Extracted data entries
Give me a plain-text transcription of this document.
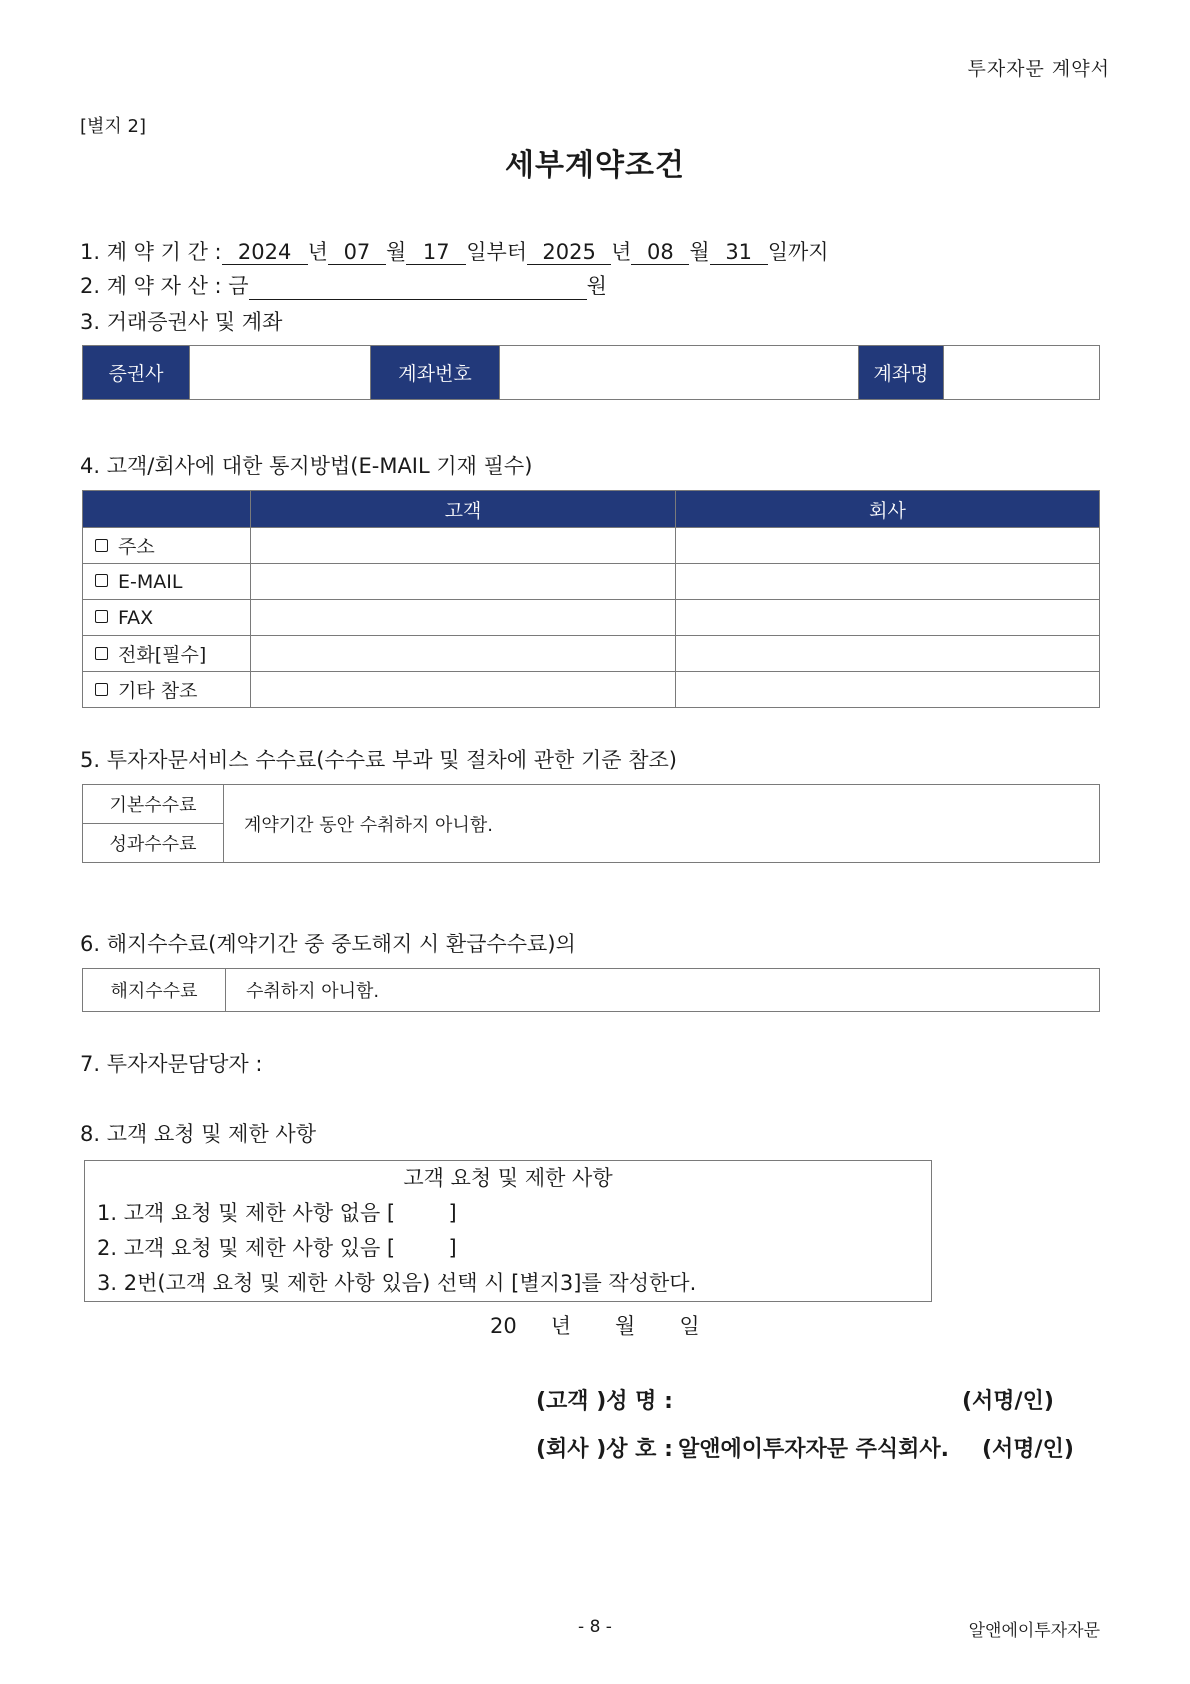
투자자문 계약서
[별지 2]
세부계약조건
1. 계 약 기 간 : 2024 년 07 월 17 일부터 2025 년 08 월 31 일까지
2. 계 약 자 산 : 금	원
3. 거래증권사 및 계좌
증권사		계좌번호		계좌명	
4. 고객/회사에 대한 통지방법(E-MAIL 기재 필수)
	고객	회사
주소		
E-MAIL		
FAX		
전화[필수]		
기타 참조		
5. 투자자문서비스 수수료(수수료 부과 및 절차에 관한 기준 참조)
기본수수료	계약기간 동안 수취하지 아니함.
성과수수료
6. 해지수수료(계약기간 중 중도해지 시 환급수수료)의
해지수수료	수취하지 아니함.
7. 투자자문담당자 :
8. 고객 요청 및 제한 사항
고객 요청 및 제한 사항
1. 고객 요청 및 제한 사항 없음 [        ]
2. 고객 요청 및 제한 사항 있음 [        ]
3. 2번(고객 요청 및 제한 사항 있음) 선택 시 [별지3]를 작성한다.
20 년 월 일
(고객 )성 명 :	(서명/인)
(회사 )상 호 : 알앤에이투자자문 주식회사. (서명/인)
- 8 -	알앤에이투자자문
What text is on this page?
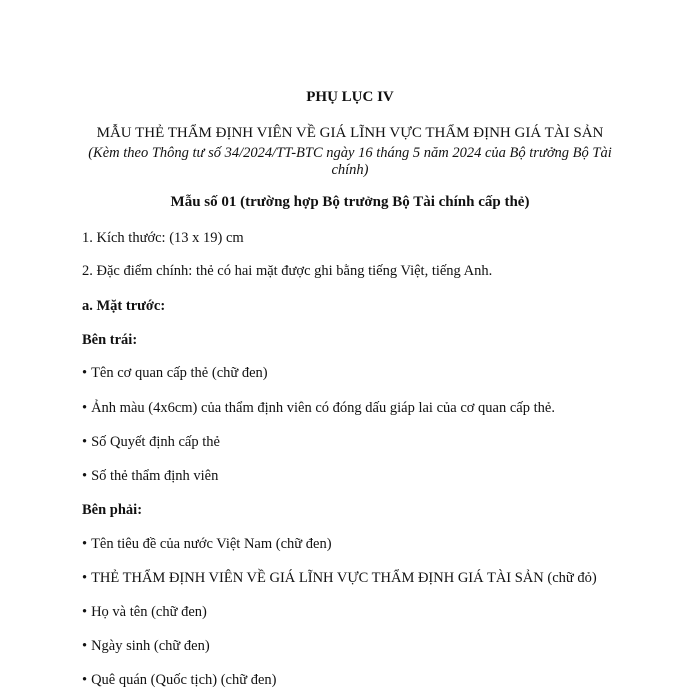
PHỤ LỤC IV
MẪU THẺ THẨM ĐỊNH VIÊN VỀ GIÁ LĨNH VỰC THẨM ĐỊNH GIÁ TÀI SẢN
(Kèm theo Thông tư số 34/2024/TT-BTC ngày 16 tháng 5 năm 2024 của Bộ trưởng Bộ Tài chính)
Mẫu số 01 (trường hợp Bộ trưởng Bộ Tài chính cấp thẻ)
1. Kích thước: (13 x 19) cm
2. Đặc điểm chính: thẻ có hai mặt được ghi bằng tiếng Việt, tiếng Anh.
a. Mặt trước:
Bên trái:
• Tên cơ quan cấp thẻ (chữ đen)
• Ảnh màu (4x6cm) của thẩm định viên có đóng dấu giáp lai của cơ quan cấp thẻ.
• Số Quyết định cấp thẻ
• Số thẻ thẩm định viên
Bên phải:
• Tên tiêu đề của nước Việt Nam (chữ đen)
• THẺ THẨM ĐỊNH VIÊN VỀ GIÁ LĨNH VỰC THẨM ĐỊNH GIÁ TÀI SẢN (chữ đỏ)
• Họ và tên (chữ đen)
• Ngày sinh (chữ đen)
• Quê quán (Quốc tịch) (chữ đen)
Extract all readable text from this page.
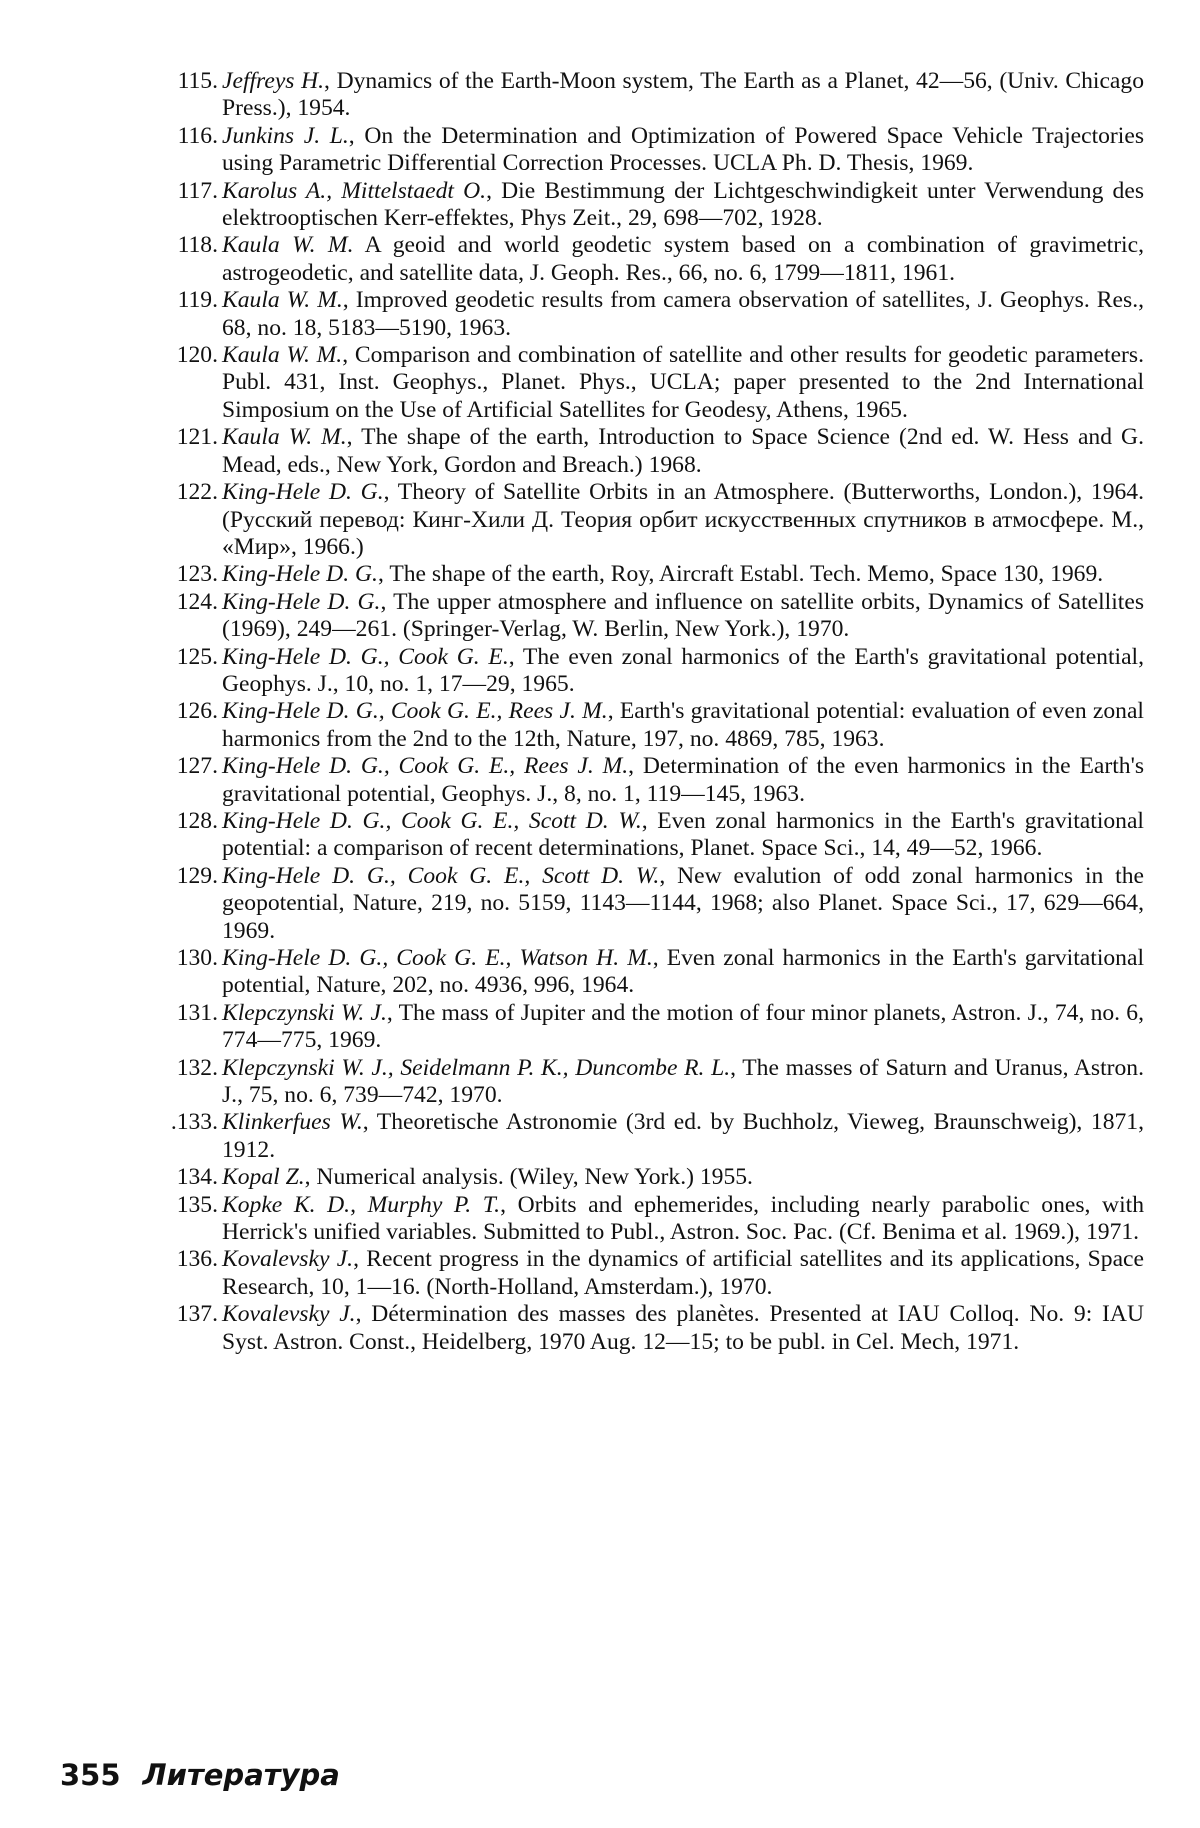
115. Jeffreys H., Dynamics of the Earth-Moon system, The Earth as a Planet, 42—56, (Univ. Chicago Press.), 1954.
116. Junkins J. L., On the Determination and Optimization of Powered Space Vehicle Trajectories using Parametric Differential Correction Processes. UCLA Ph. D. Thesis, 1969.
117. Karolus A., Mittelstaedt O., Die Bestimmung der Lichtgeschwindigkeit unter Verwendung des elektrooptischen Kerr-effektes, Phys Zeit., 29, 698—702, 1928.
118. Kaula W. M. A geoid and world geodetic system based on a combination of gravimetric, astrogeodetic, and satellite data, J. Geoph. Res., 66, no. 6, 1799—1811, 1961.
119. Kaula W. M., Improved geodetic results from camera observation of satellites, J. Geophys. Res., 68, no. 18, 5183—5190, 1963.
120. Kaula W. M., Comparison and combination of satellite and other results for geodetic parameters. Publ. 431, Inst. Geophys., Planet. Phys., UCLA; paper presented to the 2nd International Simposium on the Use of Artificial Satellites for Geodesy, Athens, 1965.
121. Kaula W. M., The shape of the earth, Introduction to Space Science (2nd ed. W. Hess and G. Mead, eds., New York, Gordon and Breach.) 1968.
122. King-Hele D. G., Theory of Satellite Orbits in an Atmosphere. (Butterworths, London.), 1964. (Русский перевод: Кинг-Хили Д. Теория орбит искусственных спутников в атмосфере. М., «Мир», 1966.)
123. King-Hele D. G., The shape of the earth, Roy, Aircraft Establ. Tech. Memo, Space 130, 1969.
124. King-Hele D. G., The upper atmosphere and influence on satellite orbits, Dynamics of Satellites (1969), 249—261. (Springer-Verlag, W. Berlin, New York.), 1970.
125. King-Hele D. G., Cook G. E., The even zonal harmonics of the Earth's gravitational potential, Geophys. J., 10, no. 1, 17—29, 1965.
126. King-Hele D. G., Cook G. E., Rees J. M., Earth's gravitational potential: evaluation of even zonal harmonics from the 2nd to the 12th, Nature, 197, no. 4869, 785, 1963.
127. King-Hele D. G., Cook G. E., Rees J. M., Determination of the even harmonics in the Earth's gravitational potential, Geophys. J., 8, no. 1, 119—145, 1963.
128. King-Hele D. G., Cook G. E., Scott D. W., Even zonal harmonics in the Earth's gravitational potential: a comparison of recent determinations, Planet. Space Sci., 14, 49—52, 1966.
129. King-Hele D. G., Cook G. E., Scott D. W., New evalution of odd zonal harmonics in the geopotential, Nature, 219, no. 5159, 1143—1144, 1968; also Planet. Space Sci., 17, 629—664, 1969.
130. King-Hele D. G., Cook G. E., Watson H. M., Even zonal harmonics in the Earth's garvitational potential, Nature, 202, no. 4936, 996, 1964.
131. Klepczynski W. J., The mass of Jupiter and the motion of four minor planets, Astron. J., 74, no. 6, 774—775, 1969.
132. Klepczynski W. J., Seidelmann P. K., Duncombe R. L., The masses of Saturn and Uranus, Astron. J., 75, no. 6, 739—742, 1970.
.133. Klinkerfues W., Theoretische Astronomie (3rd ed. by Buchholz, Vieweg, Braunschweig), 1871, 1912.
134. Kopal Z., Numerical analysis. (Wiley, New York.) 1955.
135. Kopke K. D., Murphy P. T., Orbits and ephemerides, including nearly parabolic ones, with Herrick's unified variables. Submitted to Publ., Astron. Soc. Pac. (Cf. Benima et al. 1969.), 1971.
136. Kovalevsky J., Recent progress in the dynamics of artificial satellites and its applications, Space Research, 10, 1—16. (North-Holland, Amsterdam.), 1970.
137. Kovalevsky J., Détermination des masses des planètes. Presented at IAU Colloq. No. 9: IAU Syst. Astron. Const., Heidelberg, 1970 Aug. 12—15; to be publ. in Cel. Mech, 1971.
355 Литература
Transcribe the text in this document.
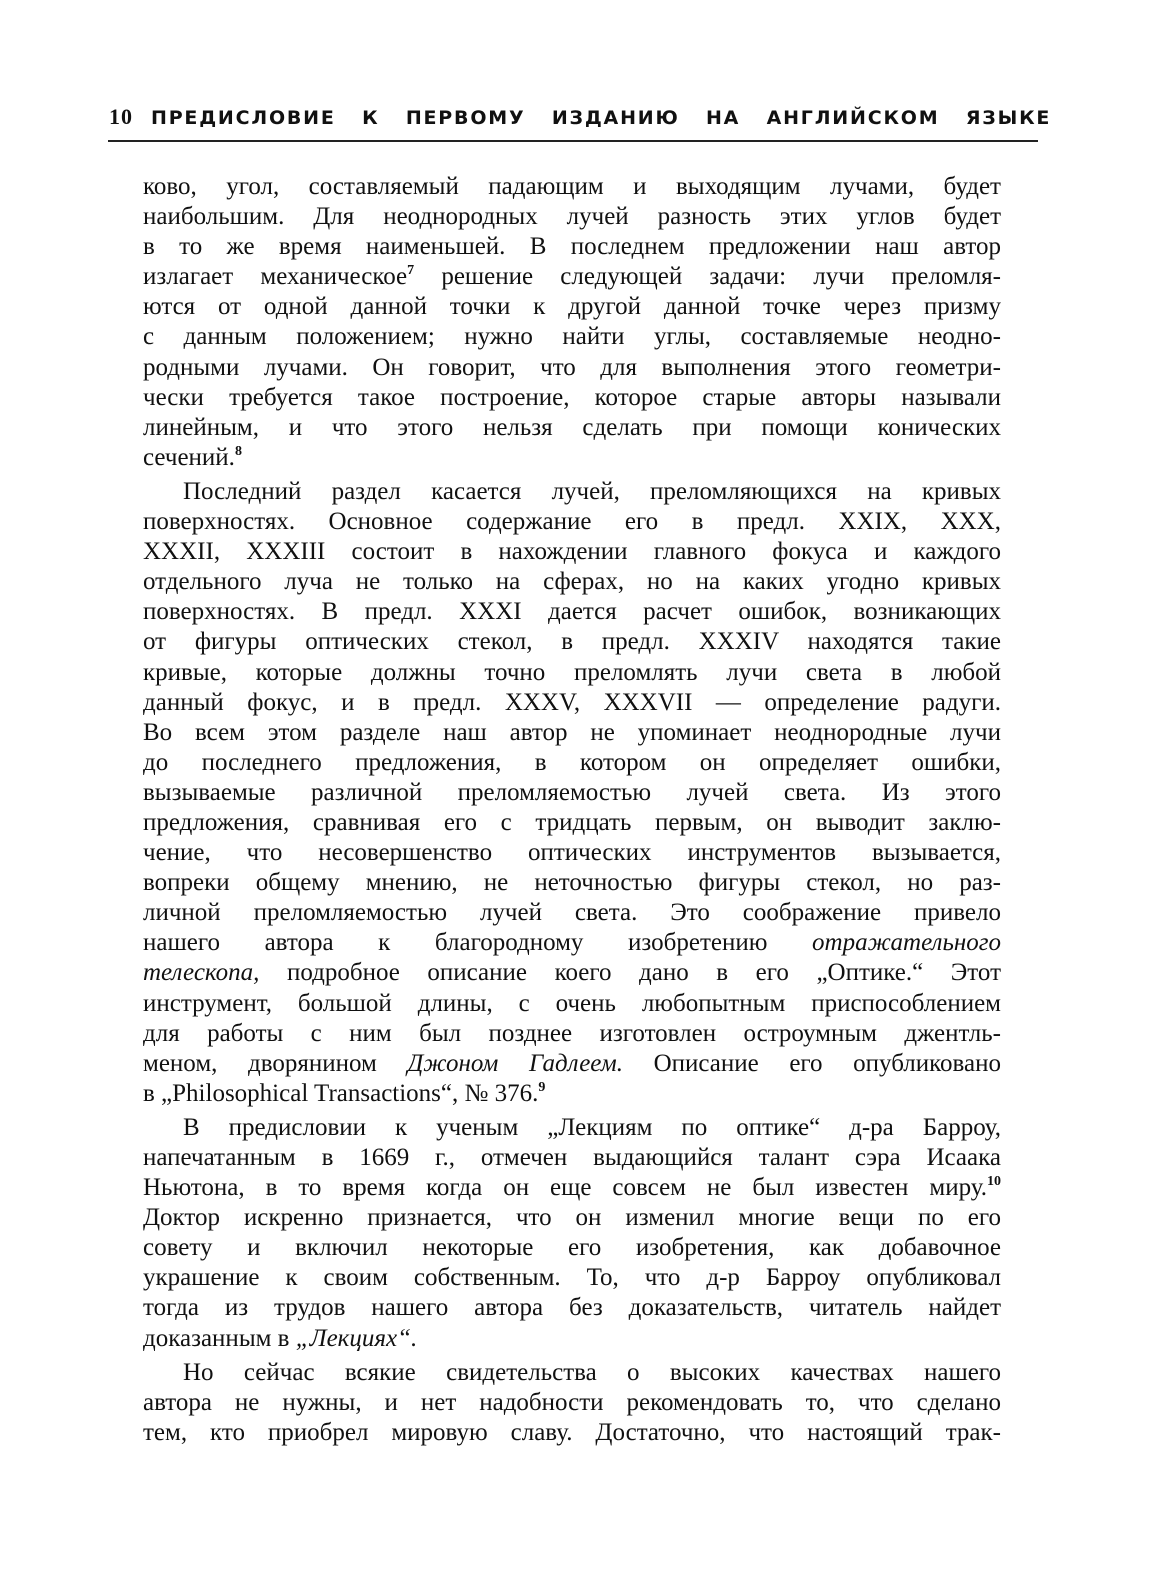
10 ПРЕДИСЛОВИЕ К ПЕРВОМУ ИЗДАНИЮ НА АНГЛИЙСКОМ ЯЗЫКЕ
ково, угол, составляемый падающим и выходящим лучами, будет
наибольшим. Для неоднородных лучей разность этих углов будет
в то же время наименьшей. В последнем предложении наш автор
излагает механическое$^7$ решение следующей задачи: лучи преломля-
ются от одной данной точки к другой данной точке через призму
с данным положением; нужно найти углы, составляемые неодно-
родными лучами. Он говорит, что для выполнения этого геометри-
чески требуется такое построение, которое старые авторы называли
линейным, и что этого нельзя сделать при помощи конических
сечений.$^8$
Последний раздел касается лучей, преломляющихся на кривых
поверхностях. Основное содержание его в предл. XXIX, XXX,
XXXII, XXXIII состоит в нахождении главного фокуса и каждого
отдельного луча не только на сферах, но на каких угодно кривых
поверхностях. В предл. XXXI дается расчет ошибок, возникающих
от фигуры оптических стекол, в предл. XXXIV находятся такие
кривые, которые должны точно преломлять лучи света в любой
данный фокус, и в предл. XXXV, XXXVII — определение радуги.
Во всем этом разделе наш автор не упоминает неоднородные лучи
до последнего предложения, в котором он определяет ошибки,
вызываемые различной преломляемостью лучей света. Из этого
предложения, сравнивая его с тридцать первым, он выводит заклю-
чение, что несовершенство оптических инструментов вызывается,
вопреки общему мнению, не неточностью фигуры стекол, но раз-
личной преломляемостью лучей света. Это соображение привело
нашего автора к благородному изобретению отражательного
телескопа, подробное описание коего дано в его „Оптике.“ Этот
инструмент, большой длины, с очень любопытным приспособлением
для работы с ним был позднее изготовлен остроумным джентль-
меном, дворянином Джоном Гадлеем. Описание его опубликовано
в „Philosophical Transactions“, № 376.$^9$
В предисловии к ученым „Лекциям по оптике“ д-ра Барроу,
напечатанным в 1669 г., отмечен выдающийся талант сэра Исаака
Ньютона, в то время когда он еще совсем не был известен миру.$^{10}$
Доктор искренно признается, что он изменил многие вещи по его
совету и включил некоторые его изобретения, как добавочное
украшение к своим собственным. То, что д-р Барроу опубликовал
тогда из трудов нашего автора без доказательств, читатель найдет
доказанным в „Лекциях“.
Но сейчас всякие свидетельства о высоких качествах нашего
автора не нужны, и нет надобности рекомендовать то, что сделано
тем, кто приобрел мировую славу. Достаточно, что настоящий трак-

### Set task
What count of lines in the listing contain the word "Geophys"? Reply with the number only.

### Task response
4